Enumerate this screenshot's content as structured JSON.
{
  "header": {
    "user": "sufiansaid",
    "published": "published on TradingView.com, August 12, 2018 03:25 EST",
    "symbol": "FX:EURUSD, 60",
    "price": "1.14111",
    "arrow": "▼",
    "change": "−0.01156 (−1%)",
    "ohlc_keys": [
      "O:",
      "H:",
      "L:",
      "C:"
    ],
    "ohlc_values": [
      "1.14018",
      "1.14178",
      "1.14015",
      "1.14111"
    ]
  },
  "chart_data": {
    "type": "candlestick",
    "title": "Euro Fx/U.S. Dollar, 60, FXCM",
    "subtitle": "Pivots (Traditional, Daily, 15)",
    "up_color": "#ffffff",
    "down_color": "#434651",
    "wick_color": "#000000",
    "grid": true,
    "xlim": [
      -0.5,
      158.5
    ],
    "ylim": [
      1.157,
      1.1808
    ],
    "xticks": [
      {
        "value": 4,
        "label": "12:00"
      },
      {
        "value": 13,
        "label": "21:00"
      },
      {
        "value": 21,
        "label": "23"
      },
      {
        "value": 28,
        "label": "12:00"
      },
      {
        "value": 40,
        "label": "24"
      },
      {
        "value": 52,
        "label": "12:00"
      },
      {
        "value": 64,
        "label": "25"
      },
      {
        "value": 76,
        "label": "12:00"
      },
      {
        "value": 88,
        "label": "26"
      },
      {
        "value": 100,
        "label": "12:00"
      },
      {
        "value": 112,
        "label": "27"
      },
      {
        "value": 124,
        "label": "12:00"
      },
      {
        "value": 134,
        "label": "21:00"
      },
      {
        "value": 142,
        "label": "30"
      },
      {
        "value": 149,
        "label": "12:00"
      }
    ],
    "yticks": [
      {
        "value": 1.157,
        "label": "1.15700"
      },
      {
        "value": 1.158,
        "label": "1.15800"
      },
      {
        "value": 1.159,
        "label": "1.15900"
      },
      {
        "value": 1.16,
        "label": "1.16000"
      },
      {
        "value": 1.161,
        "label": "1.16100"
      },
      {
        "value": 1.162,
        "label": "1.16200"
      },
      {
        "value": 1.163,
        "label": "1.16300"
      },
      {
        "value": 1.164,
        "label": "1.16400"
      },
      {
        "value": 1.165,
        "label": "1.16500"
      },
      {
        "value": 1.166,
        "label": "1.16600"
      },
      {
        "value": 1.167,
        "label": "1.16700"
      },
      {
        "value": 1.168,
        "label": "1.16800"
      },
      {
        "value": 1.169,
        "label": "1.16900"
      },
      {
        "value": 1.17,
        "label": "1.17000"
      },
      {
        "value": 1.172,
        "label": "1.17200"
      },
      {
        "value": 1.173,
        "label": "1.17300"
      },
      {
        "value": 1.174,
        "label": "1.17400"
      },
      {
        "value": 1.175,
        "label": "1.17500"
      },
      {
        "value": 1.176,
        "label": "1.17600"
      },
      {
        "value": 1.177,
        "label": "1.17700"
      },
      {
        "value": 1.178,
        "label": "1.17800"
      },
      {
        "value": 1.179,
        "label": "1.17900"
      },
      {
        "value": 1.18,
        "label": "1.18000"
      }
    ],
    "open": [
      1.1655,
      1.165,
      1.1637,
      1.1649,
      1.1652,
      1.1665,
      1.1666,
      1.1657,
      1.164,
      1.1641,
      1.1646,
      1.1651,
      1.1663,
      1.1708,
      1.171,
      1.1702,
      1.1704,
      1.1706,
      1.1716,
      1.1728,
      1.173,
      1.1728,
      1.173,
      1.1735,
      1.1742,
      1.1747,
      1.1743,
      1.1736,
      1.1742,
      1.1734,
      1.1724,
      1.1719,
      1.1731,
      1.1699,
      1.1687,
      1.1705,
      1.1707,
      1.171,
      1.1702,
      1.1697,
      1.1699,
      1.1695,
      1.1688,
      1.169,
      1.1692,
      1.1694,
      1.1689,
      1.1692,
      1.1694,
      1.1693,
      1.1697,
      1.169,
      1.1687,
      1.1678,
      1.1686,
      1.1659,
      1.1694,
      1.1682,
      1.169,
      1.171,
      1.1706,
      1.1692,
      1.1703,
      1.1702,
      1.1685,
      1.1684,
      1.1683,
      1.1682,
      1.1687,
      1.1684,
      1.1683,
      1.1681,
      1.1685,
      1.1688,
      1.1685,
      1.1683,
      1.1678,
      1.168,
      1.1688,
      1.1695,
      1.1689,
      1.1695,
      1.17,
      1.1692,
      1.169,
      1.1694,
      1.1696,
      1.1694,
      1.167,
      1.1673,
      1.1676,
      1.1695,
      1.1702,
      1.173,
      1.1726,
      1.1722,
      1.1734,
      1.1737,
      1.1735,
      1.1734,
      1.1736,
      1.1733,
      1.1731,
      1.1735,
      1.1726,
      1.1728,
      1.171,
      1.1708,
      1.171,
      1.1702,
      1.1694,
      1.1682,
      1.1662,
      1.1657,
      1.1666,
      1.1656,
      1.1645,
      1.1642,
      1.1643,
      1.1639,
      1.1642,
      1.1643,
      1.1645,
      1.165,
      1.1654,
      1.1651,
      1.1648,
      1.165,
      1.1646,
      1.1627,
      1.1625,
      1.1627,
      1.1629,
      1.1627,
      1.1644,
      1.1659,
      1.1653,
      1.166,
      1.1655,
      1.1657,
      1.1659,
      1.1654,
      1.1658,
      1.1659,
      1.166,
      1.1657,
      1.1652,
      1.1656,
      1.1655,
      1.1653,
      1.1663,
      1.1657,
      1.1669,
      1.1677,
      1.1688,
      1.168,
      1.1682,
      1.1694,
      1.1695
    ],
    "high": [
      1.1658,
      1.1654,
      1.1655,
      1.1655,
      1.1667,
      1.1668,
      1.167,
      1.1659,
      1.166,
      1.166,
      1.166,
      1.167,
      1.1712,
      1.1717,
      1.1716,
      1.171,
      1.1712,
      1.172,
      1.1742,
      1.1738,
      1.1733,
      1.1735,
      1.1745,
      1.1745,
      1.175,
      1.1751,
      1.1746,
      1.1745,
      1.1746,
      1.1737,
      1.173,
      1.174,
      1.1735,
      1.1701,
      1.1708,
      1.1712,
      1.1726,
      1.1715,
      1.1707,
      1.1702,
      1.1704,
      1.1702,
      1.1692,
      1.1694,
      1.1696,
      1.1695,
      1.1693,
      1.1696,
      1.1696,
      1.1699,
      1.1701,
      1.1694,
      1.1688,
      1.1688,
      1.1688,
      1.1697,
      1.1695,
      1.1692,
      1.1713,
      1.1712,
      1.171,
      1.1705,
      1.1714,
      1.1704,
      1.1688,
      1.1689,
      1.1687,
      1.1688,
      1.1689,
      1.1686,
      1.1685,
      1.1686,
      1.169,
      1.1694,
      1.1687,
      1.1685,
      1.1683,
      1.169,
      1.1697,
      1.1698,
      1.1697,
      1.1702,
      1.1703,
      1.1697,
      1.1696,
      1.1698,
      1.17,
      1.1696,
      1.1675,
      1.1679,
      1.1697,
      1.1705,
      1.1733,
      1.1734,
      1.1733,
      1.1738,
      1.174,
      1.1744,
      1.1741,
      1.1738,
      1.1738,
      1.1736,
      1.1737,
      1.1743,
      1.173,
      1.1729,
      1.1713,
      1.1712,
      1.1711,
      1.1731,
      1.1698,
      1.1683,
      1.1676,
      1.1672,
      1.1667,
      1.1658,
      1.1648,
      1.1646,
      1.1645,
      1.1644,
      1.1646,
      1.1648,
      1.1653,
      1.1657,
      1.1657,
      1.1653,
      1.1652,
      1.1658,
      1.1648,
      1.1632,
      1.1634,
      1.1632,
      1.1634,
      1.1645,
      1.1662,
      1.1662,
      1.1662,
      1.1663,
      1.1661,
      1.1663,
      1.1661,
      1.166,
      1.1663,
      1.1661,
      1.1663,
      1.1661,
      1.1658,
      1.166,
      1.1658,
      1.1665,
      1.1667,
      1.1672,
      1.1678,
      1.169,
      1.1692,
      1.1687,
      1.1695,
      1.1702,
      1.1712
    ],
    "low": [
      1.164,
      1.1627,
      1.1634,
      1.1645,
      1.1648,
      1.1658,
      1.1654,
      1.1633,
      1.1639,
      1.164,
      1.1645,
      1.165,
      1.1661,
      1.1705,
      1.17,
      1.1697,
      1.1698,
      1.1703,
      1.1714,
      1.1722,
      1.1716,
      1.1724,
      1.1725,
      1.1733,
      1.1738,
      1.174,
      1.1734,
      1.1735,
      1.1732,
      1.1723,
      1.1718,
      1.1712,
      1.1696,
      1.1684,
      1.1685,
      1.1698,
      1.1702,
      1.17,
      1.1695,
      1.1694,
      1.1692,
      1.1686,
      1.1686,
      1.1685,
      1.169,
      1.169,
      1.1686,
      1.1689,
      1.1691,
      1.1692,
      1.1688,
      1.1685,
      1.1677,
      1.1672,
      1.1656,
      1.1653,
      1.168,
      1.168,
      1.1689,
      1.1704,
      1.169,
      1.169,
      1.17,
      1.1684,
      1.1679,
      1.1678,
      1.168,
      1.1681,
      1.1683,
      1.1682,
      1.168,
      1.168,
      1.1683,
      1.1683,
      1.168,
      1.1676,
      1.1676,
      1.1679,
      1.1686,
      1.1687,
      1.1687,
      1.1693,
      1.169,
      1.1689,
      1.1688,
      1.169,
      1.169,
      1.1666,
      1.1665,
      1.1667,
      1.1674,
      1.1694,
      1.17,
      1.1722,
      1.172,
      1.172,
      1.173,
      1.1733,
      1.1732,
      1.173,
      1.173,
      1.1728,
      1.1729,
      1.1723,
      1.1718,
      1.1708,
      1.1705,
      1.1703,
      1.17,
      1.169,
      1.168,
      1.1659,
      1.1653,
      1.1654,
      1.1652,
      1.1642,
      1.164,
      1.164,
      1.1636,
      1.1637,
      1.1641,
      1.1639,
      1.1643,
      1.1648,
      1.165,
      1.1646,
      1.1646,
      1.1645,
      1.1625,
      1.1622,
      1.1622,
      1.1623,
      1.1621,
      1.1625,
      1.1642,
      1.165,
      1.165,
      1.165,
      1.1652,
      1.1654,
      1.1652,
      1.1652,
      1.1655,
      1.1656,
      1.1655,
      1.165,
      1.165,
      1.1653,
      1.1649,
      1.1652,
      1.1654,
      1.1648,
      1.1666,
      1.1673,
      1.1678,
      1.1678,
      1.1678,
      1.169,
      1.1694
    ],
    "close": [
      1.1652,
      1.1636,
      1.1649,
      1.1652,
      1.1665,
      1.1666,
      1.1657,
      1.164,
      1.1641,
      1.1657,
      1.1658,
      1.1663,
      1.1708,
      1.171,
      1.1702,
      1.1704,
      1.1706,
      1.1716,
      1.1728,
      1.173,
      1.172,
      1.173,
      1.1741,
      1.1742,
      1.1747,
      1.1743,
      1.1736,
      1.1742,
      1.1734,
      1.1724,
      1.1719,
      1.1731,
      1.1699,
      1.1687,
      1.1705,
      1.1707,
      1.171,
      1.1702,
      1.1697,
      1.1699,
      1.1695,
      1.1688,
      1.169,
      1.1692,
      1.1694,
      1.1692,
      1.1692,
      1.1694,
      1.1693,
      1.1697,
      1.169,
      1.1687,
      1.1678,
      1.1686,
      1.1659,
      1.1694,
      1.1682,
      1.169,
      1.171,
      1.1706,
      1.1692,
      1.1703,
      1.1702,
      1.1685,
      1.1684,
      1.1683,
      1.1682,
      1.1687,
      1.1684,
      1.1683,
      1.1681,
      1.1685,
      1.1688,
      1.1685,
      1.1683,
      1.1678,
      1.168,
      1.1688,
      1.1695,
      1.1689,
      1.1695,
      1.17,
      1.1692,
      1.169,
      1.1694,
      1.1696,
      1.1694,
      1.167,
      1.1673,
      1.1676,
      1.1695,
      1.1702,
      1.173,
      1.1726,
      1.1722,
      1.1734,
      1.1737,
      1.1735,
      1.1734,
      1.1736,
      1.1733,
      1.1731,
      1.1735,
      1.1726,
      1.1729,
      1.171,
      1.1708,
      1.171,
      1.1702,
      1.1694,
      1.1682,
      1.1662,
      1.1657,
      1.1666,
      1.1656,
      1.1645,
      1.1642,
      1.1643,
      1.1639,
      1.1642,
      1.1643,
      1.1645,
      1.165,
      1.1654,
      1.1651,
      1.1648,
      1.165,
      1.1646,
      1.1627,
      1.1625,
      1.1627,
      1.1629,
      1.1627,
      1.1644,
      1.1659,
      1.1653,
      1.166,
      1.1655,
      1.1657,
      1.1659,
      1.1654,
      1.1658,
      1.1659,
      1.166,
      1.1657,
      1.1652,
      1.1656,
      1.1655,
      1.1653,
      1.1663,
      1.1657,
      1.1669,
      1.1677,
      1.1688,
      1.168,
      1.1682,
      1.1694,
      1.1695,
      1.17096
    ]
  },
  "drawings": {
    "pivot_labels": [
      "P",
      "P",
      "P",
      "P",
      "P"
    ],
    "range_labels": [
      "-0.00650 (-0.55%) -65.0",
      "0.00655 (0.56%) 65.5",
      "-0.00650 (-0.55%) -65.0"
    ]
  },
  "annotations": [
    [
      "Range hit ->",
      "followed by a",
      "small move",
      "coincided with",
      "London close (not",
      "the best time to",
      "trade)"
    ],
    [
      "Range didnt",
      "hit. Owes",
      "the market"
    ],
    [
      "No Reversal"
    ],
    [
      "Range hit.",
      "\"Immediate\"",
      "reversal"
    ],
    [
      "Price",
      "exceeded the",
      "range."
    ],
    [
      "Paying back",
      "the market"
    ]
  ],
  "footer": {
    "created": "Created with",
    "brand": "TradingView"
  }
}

----------

— Written instruction —
Gather each line that holds "with".

— Solved problem —
      "coincided with",
    "created": "Created with",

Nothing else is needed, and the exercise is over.